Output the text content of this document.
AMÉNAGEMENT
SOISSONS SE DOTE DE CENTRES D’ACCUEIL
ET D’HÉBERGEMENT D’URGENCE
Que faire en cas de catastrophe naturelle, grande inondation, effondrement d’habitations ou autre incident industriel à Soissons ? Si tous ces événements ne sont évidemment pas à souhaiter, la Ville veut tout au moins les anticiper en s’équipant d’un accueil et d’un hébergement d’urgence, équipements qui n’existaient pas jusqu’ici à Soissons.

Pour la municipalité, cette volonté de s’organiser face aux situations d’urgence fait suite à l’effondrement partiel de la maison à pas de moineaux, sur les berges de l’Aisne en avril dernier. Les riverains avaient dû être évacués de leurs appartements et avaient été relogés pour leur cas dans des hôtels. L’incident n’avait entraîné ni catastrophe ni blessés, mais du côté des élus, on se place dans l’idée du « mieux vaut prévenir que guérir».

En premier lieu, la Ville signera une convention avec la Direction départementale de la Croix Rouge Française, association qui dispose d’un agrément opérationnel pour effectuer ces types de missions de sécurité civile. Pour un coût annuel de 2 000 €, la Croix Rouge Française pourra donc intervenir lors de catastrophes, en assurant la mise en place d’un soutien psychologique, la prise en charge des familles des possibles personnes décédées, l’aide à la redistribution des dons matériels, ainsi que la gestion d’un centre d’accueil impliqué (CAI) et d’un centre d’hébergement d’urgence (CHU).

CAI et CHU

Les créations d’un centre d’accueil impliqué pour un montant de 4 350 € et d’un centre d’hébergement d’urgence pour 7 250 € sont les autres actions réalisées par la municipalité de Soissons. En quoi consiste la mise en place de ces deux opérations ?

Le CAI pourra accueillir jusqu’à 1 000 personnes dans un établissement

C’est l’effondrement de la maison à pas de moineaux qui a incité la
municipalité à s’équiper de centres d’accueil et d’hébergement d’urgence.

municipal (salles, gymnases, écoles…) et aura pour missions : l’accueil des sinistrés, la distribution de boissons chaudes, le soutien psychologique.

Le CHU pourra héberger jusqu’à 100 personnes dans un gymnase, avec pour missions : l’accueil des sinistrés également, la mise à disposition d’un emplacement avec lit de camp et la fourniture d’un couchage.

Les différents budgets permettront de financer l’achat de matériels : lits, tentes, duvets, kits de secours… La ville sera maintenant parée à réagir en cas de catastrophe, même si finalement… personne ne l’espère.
______________________________
■ Problem description
Tally how many lines in the material above hold the word "sinistrés". Write only that number.

■ Output for this exercise
2